• _EXTRAIT_:
====================

Florian Chauvet : Oui bien sûr et c’est important. Par exemple, un artiste qui vient chez nous pour préparer une tournée, nous allons configurer le studio en positionnant un kit d’enceintes qui va simuler en échelle réduite par exemple un Zénith. Nous allons utiliser du VBAP ou de la WFS pour gérer sa spatialisation comme ce le sera pendant son concert.
Il pourra travailler ses automations et ses mouvements et l’avantage avec SPAT, c’est qu’une fois qu’on a fait tout ça, on peut modifier la distances des enceintes comme elles seront sur le lieu du spectacle, et le logiciel recalcule tout simplement.
Avec un système utilisant ses propres algorithmes comme L-ISA, on peut aussi utiliser le SPAT pour commander uniquement les mouvements des objets en envoyant les trajectoires des objets via le protocole ADM OSC à la matrice immersive choisie. L’ADM OSC est un protocole OSC unifié développé par plusieurs fabricants.

Jérôme Boudeau : Les calculs de SPAT sont basés sur des modèles sphériques. Donc peu importe la place du haut-parleur, SPAT est capable de recalculer immédiatement. Avec cet outil nous avons tous les paramètres sous la main avec une interface utilisateur basée sur l’artistique qui est utilisable de manière indépendante d’un système propriétaire.
Ceci n’exclut pas que nous puissions travailler avec Soundscape et L-ISA, mais aussi Space Hub de Coda, Fletcher Machine d’Adamson ou encore Holophonix d’Amadeus.

SLU : Les systèmes propriétaire ont donc aussi un grand rôle à jouer ?

Florian Chauvet : Oui. Quand on regarde les méthodes de diffusion en danse en en théâtre, c’était très courant de poser des enceintes un peu partout sur le plateau, à l’arrière, sur les gradins, pour simuler des choses et faire de la multidiffusion où on ne déplaçait pas le son mais où on le plaçait.
Avant c’étaient les créateurs qui géraient l’immersif avec de la multidiffusion. Pour eux, rien de nouveau. Ce qui devient intéressant c’est que cela vient des fabricants d’enceintes. Cela amène une normalisation et surtout propose un arrangement d’enceintes cohérents, qui amène du liant dans la matière sonore diffusée. Et en plus cela apporte une réverbération de pièces vraiment multicanale.

====================

• _DONNÉES FOURNIES_:
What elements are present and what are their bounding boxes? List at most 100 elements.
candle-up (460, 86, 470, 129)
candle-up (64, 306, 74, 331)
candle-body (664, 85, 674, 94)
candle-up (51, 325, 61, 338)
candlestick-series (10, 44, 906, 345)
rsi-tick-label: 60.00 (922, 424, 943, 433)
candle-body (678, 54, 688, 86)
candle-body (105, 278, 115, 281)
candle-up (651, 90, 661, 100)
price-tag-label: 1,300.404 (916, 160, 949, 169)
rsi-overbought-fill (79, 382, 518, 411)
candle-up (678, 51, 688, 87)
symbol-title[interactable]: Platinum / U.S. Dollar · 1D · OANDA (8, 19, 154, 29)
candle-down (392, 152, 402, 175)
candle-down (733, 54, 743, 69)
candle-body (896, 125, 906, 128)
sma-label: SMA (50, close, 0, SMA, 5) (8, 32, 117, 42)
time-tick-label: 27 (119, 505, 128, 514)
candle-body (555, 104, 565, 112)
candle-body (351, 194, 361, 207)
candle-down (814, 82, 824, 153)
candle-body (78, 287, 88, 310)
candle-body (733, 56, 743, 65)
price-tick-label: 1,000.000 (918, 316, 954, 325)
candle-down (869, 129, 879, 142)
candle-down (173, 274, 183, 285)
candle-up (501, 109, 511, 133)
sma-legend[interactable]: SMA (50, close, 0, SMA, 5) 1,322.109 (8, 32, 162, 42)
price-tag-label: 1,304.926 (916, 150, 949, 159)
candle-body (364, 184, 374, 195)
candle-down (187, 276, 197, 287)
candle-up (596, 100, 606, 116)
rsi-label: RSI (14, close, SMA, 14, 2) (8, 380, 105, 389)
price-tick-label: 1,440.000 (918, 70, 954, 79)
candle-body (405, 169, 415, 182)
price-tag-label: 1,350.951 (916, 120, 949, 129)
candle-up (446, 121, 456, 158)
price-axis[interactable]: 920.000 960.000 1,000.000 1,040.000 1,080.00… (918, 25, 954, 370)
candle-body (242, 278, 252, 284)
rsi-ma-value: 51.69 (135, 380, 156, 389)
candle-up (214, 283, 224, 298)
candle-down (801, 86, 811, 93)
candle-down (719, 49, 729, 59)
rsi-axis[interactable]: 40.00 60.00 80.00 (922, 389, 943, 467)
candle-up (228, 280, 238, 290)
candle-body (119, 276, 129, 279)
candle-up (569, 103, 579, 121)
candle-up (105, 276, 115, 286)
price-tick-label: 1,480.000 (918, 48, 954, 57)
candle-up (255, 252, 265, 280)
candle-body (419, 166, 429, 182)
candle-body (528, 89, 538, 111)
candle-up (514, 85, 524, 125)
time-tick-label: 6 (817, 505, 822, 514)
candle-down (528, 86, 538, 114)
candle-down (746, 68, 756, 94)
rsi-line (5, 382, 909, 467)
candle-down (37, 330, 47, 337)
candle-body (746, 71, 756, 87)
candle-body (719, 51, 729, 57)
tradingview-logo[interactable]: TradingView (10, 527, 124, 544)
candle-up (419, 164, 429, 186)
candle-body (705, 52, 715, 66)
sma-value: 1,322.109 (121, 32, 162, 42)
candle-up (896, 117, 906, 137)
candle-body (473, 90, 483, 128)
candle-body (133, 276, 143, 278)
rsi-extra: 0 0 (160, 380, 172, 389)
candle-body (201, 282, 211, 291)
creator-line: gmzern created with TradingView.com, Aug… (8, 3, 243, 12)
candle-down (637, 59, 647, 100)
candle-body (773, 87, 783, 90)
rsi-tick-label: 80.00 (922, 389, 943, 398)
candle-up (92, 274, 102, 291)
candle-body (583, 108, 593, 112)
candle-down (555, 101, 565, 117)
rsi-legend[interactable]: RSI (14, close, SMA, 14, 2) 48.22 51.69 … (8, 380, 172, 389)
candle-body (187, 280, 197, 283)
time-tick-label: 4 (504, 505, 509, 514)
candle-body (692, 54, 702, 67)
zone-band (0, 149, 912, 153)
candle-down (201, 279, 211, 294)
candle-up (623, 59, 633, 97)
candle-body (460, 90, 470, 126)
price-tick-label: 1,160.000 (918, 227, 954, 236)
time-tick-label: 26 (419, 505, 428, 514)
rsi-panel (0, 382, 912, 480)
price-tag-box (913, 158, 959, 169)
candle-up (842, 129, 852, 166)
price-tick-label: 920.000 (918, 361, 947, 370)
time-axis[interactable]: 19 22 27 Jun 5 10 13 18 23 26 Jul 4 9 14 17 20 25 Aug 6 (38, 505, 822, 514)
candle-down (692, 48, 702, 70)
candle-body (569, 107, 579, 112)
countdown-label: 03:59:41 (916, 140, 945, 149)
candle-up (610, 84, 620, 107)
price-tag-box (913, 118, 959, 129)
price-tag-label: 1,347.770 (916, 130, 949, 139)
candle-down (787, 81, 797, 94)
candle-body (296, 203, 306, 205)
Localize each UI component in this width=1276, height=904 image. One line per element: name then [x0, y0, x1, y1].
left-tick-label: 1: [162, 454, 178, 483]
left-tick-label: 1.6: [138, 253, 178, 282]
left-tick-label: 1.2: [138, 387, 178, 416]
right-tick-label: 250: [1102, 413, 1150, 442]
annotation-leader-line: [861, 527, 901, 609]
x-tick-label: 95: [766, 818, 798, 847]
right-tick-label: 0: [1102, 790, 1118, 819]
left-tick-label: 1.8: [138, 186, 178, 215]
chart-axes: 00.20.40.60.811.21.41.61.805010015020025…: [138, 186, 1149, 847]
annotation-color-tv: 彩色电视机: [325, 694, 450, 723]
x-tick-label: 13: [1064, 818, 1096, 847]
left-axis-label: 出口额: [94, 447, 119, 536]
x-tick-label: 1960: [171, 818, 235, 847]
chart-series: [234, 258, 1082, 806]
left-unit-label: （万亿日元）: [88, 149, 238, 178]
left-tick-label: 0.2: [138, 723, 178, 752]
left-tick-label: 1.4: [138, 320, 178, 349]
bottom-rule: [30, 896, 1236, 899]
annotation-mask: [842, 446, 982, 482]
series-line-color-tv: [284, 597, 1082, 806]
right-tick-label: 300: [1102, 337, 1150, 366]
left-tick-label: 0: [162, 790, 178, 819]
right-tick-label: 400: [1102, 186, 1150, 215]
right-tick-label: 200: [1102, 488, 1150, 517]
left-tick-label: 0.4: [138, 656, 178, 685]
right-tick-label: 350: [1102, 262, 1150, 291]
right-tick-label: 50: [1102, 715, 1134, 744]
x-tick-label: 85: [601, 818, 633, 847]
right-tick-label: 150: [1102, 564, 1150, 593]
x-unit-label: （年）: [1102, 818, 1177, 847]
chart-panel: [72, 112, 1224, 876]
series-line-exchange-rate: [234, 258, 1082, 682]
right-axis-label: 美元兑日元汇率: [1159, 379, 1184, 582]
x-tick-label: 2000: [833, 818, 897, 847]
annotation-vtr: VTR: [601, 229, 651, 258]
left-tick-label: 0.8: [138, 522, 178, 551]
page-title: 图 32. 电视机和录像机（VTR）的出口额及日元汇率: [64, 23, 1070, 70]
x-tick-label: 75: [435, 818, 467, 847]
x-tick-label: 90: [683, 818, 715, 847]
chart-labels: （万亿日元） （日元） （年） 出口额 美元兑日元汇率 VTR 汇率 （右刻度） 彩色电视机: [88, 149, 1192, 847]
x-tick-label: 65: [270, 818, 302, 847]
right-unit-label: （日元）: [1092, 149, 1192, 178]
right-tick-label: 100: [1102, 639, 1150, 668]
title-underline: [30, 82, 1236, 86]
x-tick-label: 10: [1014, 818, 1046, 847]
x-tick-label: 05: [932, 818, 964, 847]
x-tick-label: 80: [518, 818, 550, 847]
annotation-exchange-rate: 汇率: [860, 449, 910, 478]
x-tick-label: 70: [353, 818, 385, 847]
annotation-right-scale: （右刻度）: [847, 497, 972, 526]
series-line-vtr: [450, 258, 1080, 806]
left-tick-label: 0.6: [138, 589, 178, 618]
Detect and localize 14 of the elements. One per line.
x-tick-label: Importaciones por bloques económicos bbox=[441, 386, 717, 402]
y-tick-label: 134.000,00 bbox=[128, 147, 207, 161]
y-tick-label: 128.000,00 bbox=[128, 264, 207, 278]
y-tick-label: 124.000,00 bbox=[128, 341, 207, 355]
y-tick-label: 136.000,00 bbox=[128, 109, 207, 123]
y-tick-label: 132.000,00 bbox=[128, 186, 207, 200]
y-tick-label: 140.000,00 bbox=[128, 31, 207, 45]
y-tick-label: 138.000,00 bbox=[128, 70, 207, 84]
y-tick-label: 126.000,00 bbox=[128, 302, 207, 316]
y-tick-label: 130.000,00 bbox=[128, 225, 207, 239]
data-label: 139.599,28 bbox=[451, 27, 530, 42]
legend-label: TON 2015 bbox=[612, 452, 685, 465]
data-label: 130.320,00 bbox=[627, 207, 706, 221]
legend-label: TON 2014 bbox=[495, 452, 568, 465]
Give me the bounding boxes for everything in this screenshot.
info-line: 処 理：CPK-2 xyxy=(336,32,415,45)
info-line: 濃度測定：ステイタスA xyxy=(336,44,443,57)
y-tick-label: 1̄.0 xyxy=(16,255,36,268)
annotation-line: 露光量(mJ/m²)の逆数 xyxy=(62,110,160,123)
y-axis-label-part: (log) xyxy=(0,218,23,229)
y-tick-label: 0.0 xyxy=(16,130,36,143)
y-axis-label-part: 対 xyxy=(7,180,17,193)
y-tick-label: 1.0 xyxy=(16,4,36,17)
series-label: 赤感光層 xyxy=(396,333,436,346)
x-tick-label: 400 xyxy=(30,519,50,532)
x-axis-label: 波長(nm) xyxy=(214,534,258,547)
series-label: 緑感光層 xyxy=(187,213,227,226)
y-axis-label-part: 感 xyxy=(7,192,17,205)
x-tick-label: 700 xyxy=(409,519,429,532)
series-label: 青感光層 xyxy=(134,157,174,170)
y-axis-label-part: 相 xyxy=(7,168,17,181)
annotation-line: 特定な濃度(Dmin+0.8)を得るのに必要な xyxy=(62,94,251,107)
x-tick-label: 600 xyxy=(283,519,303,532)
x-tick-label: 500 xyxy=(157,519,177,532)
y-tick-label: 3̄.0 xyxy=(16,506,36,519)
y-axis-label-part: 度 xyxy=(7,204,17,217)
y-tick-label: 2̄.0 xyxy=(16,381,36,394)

====================

• _CONSIGNE ÉCRITE_:
Prolongez l'entretien sur la spatialisation du son en concert en reprenant juste après sa dernière phrase.

• _RÉSULTAT OBTENU_:
Jérôme Boudeau : Par exemple, au Quatrain près de Nantes où j’ai fait beaucoup d’accueil de spectacles de danse et théâtre, il m’est arrivé qu’on me demande de placer des X12 et X15 en mode indirect pour taper dans les murs et dans les plafonds, Ca fait mal au cœur de d’employer de telles enceintes dos au public pour reconstituer une réverbération. La modernité des systèmes de diffusion va nous aider.


La douche, plus connue sous le sobriquet de « The Voice of God ».

SLU : Pourquoi un studio immersif ?

Florian Chauvet : En immersif, ce n’est pas le tout de se dire que ça peut marcher, il faut le pratiquer pour voir comment cela fonctionne et comment préparer les sons. Par exemple en WFS, il n’y a plus d’effet de masque. Donc le travail de mixage traditionnel qui consiste à traiter les différents objets pour les faire se différencier n’est plus nécessaire.
Maintenant c’est plus naturel, mais il faut toujours savoir faire du son. Cela peut être déroutant car ça crée des impressions très différentes qu’il faut apprendre à maîtriser. Une forme de rééducation peut être nécessaire.

SLU : Puisque vous maîtrisez l’immersif, est-ce que la prescription est l’une de vos missions?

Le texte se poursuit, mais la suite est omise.